**SET PROBLEM**
Compute how many lines in the entries below contain "only", and output nothing but the number.
◆ ◆ ◆ ◆ ◆
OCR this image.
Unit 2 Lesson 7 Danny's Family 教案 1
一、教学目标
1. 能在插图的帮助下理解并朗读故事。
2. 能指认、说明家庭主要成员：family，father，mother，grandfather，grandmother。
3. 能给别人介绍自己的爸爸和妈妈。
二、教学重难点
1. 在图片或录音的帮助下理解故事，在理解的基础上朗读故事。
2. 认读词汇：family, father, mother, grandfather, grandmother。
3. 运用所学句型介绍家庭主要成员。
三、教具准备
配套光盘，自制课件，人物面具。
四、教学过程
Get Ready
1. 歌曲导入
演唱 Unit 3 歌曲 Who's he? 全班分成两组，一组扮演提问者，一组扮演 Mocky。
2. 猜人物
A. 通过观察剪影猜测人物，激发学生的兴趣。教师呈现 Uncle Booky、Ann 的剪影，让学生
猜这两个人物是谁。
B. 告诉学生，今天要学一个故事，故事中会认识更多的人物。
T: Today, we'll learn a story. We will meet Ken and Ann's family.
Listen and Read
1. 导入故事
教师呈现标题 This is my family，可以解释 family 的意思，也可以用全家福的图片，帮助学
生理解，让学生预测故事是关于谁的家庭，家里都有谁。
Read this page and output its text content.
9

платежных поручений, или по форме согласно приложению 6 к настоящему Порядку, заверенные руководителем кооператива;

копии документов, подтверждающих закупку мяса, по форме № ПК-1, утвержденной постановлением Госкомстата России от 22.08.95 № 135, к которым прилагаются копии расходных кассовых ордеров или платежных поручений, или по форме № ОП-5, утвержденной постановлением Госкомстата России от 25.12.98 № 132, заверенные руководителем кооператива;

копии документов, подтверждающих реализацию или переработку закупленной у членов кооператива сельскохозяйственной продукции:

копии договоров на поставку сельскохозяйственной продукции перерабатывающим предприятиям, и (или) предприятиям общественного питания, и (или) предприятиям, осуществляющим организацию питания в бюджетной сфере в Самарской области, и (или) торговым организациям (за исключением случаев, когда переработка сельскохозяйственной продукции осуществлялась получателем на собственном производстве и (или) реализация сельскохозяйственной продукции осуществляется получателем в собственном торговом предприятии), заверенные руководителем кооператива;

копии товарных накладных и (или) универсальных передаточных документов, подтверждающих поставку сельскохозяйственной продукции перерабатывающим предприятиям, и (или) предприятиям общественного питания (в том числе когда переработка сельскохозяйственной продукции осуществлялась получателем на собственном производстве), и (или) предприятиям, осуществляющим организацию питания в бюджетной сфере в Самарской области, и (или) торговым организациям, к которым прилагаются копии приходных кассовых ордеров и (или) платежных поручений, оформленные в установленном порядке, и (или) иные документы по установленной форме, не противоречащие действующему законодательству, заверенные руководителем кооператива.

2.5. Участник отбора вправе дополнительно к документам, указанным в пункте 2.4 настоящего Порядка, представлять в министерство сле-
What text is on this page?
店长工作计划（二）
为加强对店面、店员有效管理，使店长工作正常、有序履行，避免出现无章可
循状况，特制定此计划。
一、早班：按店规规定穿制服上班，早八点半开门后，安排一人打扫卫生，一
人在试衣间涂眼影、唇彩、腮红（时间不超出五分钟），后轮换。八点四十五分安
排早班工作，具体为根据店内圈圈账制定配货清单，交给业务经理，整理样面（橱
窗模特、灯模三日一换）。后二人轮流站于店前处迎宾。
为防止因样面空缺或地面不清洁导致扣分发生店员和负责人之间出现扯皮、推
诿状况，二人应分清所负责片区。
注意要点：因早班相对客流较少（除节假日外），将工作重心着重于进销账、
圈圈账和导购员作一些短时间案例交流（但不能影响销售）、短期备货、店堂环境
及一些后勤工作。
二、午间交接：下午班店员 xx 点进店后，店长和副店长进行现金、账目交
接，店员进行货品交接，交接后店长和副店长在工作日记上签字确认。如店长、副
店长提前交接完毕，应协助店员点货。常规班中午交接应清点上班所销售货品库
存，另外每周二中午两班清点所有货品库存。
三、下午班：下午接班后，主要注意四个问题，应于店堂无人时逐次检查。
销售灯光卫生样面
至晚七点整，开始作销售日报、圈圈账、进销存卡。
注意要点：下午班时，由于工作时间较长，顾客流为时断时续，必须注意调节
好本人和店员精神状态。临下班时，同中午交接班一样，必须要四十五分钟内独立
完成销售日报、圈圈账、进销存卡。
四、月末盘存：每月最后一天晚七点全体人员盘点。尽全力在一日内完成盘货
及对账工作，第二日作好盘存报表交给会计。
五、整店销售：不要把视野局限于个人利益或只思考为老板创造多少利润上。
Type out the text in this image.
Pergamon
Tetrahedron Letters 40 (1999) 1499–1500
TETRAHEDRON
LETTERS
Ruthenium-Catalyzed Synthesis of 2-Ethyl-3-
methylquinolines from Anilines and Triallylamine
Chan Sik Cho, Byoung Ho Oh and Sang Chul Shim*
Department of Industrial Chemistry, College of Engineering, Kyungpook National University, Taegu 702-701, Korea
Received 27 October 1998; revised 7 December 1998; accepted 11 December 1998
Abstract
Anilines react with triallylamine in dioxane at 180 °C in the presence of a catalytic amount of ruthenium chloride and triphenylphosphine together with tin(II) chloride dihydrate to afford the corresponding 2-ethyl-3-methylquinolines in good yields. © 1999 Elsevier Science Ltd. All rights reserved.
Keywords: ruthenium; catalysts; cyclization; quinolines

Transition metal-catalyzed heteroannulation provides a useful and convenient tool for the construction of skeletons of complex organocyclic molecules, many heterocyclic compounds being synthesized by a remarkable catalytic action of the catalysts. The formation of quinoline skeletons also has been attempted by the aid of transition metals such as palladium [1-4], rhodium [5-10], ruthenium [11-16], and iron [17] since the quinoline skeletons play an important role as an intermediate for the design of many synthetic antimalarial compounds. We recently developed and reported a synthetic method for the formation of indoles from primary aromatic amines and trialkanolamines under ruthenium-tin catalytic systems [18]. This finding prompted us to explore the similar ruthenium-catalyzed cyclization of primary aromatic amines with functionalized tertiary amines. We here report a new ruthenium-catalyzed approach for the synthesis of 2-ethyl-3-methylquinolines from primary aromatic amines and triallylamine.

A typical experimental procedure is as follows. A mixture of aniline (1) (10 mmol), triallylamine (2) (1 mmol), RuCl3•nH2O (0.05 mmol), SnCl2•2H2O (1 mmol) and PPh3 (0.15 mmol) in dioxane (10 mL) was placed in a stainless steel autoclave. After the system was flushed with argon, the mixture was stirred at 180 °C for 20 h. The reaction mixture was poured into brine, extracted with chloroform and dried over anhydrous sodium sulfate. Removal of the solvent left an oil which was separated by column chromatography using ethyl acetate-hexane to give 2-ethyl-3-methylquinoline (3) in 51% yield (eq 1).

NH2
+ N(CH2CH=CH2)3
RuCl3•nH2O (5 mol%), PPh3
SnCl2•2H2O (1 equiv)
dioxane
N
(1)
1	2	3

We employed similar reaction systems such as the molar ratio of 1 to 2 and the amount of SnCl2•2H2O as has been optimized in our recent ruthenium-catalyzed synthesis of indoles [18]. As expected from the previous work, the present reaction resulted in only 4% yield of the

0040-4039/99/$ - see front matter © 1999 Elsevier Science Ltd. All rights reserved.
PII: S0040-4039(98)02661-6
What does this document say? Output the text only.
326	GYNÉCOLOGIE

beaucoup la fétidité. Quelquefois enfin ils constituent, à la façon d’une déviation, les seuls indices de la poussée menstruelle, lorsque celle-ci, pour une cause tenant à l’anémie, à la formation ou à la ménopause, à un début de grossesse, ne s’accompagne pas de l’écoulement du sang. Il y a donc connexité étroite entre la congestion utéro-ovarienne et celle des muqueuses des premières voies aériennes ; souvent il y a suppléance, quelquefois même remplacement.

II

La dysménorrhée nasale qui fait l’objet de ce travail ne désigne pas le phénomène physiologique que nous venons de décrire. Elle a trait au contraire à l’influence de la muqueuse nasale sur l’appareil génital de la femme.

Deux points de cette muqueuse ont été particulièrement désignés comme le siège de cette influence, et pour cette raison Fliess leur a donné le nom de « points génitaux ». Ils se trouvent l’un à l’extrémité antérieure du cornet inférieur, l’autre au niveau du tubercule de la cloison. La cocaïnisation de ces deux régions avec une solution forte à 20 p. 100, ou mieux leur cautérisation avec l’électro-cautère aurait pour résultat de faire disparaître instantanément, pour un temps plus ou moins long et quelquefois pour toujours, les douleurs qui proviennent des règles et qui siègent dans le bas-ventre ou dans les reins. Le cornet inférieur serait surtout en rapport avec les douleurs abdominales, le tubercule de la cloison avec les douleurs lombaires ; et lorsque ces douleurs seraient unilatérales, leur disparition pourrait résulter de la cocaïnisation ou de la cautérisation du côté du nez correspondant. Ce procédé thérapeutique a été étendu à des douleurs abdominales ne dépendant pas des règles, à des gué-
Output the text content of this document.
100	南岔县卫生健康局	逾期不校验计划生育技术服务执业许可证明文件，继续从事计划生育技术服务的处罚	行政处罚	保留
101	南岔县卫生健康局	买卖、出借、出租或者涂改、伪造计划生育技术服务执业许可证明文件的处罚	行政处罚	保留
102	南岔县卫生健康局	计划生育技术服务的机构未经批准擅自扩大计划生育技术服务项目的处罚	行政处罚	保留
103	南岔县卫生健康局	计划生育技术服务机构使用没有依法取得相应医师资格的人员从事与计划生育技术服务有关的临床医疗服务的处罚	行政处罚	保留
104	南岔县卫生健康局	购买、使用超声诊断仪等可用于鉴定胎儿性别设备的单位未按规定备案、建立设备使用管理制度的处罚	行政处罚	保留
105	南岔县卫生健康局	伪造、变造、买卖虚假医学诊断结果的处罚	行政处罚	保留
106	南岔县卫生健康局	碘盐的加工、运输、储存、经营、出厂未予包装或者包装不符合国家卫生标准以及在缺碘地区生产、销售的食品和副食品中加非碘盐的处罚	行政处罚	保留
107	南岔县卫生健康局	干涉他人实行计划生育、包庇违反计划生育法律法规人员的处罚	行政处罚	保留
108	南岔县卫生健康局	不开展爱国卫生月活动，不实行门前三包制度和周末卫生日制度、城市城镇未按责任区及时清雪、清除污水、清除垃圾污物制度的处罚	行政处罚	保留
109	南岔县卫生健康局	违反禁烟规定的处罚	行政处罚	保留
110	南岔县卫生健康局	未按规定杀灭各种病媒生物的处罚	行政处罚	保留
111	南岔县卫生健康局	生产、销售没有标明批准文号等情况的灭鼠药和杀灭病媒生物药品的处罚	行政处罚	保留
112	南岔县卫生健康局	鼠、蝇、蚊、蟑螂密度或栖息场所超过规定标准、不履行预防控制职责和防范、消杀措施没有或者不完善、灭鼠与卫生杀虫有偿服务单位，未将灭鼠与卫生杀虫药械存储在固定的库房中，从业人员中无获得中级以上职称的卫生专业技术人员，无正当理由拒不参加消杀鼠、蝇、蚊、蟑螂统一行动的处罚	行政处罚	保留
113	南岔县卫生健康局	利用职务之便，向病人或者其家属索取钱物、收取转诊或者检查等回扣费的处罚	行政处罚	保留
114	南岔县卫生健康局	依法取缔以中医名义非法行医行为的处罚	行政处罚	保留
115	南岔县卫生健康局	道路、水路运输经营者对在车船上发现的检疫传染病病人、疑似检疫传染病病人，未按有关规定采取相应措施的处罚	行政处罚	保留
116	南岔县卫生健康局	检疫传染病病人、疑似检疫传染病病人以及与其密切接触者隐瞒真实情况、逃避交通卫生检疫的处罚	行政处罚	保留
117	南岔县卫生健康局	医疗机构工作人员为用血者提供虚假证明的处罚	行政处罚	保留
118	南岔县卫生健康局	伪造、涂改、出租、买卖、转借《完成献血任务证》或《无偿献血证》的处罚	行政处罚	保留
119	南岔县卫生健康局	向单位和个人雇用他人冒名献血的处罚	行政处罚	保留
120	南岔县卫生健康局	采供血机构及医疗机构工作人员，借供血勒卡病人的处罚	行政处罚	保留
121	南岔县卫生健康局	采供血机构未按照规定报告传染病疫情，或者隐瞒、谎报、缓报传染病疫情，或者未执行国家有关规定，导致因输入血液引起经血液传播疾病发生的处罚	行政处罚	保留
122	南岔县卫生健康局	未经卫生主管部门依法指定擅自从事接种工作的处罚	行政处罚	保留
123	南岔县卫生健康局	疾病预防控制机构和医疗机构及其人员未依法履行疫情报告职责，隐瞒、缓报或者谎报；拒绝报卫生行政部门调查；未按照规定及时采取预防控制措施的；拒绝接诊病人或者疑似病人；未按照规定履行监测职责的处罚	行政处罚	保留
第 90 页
◆ ◆ ◆ ◆ ◆
**OUTPUT FOR THIS TASK**
2